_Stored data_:
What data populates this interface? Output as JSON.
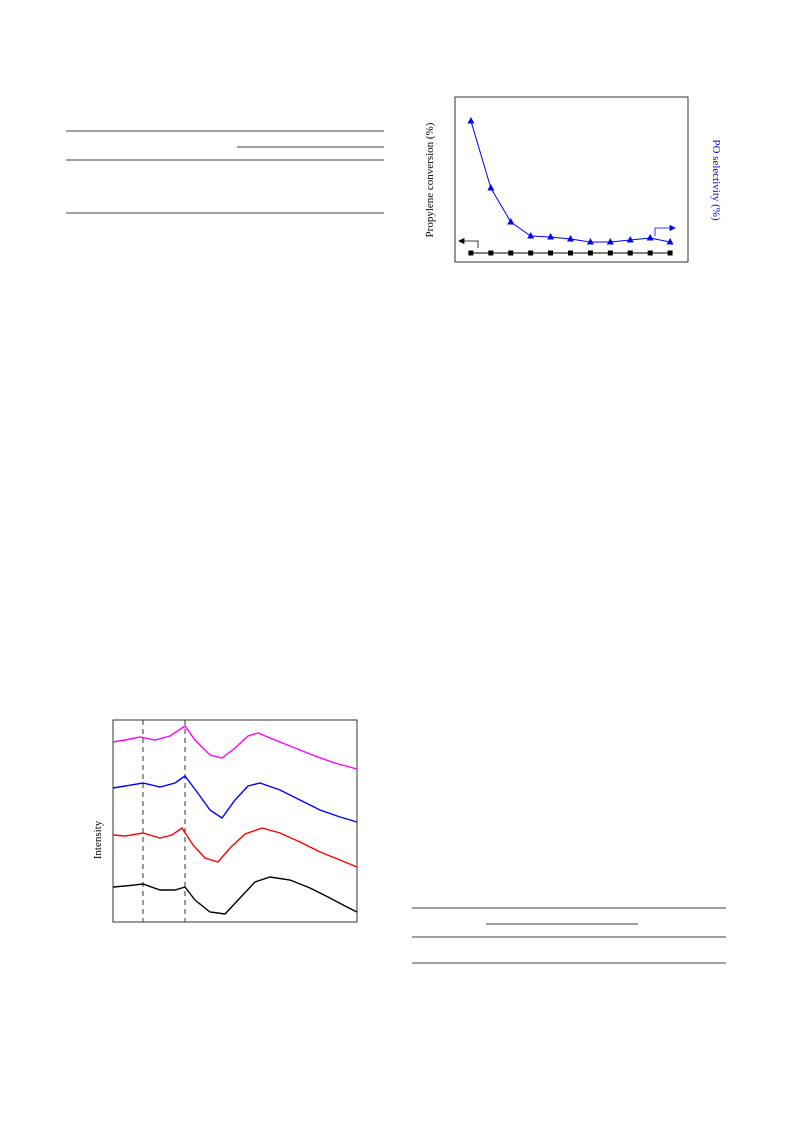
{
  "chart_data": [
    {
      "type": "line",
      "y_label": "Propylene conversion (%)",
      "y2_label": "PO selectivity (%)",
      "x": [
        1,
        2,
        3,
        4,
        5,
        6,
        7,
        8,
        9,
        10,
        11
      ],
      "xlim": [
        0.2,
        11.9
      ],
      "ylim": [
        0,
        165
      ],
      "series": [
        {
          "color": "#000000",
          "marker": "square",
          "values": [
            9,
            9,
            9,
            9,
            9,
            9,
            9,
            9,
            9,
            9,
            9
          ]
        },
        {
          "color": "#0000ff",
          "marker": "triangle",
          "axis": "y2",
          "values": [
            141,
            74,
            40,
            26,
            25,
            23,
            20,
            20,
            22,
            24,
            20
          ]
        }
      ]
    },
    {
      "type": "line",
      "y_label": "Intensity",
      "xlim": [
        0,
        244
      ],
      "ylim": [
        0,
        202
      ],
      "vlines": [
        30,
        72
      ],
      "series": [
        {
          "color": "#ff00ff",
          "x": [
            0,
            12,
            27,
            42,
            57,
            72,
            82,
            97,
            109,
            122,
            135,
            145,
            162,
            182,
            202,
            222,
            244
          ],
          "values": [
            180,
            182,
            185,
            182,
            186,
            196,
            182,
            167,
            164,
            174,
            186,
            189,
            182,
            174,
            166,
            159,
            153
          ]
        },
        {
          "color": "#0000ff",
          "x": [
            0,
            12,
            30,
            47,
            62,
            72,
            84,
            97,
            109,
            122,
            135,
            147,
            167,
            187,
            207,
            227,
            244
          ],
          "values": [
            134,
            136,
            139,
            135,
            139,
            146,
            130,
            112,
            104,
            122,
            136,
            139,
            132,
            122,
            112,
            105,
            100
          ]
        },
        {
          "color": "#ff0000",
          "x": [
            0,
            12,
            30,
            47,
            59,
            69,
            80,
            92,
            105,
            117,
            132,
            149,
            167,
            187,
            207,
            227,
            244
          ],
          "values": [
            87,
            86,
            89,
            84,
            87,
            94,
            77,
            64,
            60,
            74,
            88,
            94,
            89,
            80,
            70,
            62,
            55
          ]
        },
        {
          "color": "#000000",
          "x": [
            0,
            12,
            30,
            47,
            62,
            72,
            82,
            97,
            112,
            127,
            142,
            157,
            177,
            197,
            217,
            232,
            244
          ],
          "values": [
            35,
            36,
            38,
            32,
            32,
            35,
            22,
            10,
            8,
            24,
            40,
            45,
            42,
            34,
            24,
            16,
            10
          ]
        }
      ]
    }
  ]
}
* * *
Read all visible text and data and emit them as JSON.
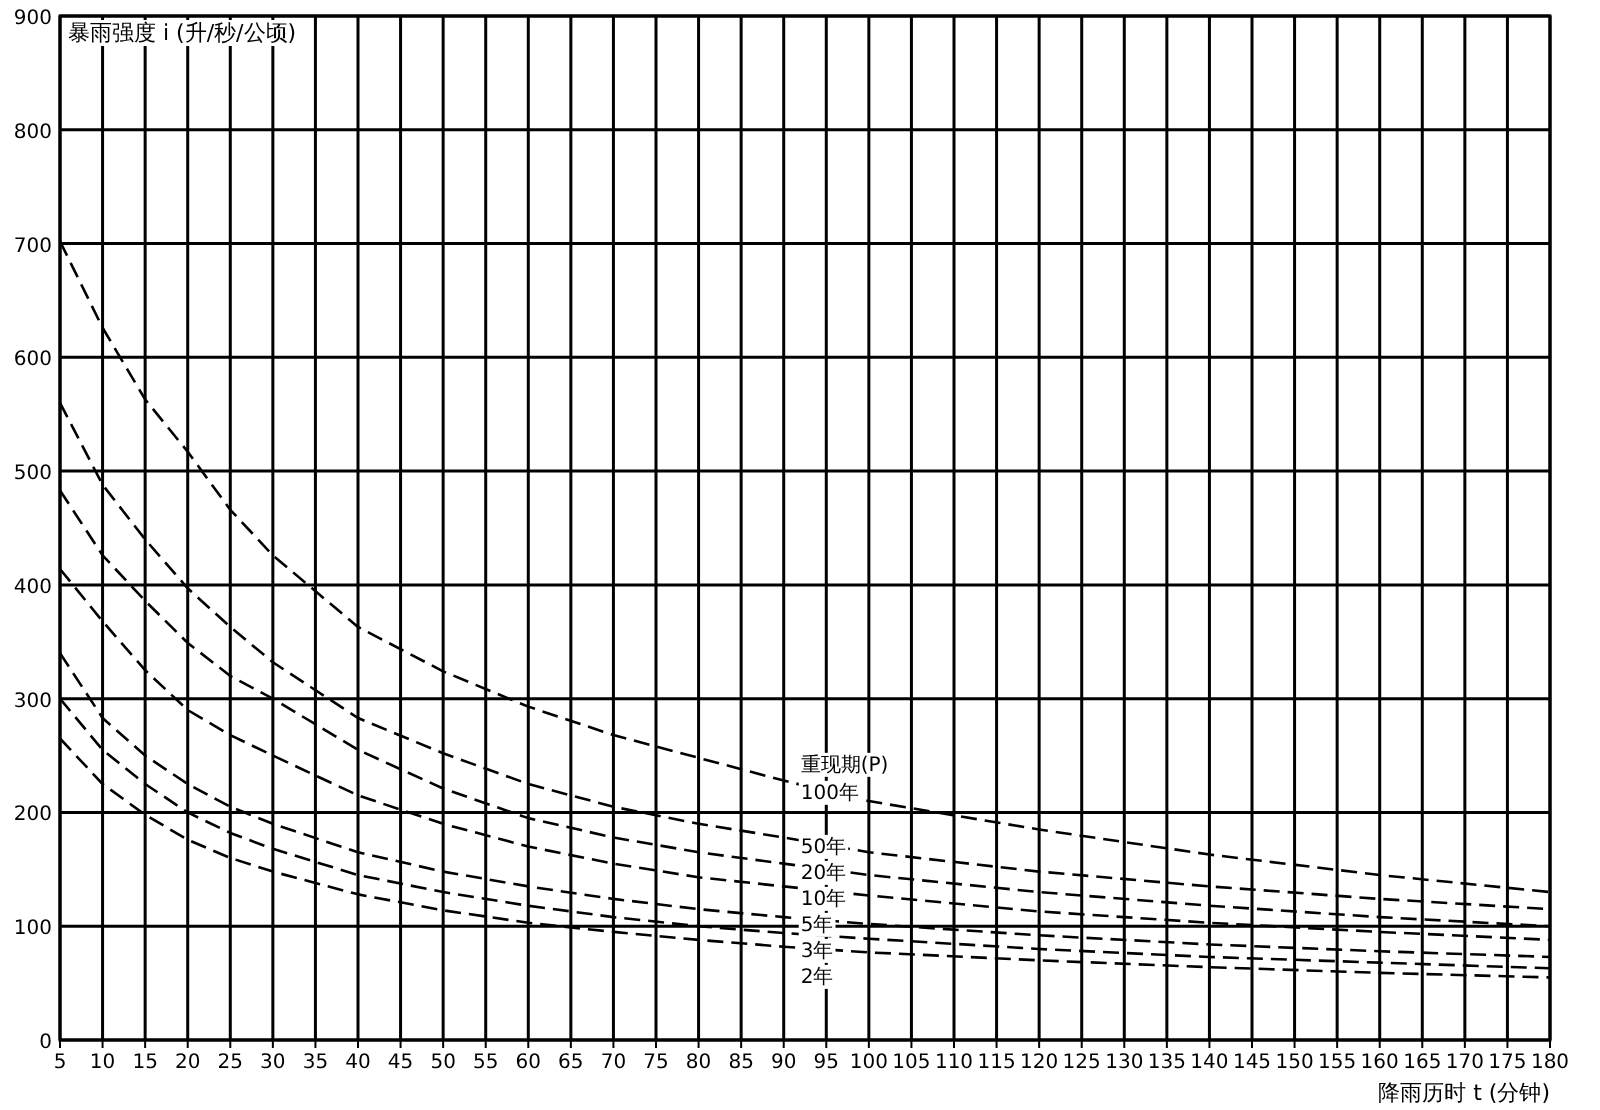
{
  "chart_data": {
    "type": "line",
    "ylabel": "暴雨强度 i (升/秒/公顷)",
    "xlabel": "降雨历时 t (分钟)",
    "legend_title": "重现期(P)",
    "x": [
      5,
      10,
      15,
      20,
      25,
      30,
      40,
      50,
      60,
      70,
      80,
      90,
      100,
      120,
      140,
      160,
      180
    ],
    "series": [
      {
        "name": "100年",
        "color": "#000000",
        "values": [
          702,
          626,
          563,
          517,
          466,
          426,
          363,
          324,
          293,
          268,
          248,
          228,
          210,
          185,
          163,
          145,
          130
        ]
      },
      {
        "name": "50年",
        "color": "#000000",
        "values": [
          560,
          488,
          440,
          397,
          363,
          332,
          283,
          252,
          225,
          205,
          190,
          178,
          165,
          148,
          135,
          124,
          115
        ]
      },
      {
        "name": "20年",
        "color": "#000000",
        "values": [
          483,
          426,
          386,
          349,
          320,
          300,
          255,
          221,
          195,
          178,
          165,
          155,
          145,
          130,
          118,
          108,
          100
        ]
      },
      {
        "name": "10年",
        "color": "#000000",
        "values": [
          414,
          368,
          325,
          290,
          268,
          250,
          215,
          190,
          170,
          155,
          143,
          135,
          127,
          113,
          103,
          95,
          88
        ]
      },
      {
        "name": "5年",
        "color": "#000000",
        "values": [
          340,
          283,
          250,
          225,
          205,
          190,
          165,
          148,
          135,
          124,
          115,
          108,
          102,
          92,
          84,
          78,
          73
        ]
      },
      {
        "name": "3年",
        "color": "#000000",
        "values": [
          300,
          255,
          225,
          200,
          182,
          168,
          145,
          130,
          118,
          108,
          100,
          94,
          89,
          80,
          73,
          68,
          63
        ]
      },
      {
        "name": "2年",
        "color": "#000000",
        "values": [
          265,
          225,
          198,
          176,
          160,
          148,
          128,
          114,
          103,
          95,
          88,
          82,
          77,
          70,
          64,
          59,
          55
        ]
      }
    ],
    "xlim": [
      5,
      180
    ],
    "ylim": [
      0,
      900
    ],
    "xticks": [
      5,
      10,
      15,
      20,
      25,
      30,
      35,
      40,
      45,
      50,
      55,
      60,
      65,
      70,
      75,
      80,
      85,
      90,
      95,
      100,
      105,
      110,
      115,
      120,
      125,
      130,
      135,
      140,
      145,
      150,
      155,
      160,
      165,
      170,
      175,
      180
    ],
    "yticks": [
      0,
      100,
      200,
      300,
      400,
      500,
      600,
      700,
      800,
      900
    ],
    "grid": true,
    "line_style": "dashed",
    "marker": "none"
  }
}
---
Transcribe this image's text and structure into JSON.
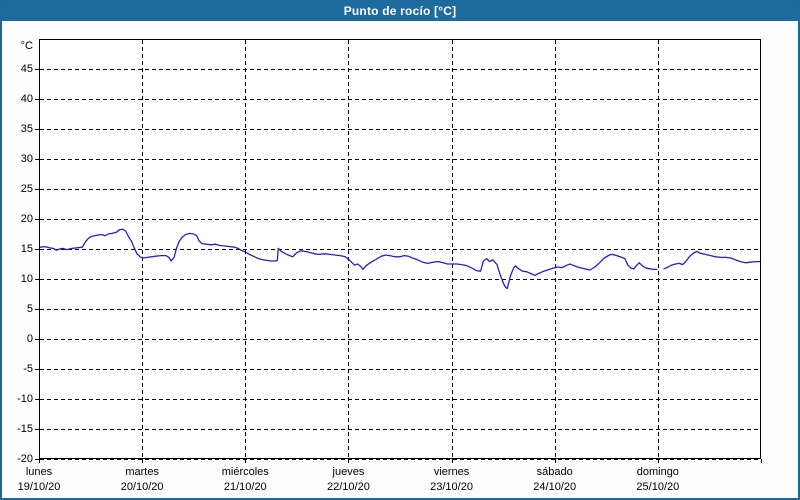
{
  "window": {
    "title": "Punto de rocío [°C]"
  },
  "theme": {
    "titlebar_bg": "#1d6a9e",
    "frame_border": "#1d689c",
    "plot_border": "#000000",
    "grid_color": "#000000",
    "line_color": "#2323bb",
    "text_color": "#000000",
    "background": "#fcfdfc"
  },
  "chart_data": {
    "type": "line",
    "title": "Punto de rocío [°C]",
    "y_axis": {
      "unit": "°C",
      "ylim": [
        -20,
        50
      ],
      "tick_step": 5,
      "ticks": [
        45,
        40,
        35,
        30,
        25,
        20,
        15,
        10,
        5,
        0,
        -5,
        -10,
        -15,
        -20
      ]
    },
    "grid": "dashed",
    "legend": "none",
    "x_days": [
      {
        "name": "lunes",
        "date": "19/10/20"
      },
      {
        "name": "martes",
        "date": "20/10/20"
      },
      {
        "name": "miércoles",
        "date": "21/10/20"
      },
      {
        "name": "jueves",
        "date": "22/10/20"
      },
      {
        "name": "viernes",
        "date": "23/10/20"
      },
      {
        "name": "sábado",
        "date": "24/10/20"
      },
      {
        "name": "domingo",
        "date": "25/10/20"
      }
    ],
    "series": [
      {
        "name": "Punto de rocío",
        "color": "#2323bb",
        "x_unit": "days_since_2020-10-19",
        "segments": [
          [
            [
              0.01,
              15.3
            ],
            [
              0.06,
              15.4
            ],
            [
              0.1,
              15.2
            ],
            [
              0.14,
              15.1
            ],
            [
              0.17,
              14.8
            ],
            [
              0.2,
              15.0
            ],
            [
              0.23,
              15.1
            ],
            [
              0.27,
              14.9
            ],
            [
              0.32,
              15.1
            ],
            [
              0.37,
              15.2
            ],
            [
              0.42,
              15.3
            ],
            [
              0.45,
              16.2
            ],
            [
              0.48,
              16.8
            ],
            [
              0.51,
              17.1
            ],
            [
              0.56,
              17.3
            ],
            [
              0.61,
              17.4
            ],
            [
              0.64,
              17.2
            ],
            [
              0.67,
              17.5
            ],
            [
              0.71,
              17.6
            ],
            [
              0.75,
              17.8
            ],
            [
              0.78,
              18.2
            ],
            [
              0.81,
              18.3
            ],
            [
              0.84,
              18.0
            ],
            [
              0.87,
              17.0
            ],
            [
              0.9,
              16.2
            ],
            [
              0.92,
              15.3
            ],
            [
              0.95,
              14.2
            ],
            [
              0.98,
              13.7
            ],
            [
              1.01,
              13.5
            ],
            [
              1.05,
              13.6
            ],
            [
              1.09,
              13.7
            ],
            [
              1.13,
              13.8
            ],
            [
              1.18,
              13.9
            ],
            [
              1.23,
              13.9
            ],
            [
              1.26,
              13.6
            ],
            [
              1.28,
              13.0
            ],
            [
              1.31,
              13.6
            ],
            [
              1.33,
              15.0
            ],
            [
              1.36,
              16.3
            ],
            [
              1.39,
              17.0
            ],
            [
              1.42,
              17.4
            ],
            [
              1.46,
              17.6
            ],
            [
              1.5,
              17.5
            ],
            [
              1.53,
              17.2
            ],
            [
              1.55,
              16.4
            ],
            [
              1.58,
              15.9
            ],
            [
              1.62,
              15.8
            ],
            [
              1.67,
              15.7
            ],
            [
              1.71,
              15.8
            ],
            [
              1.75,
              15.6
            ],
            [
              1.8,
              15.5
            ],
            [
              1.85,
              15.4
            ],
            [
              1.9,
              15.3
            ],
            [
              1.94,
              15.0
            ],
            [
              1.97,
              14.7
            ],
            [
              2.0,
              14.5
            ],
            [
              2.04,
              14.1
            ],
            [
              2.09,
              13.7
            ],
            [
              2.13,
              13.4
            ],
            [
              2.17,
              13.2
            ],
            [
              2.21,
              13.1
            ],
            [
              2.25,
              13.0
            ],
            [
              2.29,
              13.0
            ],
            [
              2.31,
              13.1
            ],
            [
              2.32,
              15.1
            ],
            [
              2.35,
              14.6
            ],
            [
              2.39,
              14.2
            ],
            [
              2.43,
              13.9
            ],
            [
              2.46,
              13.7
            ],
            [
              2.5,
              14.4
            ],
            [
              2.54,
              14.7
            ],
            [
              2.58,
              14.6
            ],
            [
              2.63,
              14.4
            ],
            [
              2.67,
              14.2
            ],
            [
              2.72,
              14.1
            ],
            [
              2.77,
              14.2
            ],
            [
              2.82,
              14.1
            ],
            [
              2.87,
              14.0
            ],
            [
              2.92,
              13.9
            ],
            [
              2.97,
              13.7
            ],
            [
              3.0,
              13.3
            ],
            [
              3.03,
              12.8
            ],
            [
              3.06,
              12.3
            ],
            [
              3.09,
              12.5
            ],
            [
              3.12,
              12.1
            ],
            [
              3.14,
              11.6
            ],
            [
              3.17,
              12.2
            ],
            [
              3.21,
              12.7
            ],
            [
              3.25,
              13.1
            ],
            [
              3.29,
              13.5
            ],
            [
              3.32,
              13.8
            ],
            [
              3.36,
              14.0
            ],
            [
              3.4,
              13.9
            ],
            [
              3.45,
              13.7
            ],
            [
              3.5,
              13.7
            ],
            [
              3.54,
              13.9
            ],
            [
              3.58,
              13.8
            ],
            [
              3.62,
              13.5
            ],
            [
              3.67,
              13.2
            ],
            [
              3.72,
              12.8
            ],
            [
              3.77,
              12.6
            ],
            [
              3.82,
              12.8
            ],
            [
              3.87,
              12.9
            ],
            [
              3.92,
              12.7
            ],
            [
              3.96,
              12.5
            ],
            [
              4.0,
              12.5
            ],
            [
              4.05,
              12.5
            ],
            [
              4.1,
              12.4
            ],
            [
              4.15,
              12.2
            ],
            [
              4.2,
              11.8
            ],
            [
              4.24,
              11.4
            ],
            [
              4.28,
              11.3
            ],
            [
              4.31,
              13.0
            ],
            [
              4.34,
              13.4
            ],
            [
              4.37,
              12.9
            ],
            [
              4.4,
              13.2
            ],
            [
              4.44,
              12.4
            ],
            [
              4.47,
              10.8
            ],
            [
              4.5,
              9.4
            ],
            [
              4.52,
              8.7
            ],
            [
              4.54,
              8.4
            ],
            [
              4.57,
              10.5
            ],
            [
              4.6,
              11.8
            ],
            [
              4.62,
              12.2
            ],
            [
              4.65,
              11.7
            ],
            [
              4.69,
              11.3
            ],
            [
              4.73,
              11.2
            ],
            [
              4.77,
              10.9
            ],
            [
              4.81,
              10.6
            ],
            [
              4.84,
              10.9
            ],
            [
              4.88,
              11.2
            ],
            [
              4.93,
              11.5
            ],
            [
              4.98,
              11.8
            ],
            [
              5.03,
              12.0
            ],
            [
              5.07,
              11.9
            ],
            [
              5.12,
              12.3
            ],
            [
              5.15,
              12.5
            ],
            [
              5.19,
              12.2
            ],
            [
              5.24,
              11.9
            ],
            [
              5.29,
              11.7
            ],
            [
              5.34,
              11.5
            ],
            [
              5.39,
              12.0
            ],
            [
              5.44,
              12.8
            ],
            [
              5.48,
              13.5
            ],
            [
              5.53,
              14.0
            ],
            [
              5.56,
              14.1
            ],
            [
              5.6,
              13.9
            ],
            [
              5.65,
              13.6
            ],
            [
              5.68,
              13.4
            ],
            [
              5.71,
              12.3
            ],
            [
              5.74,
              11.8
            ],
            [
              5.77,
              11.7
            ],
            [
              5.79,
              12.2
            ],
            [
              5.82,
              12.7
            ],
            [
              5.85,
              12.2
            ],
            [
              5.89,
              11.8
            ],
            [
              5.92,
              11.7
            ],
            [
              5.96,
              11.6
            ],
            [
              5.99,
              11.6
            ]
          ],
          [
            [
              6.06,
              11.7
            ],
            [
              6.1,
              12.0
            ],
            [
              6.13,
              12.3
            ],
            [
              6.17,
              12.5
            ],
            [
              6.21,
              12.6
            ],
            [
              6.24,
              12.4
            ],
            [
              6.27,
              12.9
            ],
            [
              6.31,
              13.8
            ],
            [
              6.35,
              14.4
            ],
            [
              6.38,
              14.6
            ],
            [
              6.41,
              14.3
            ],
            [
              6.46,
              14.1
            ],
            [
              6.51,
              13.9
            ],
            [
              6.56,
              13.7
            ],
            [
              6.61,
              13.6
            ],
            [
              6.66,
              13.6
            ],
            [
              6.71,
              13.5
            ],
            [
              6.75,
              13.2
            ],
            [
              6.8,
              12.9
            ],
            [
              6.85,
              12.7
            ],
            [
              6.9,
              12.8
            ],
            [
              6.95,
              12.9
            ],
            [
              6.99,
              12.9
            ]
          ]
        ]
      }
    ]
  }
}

_DIRECTIONS_: Identify and copy lines that hold the string "JSON".

_CORRECT ANSWER_:
What data populates this interface? Output as JSON.
Read all visible text and data and emit them as JSON.
Transcribe this image's text and structure into JSON.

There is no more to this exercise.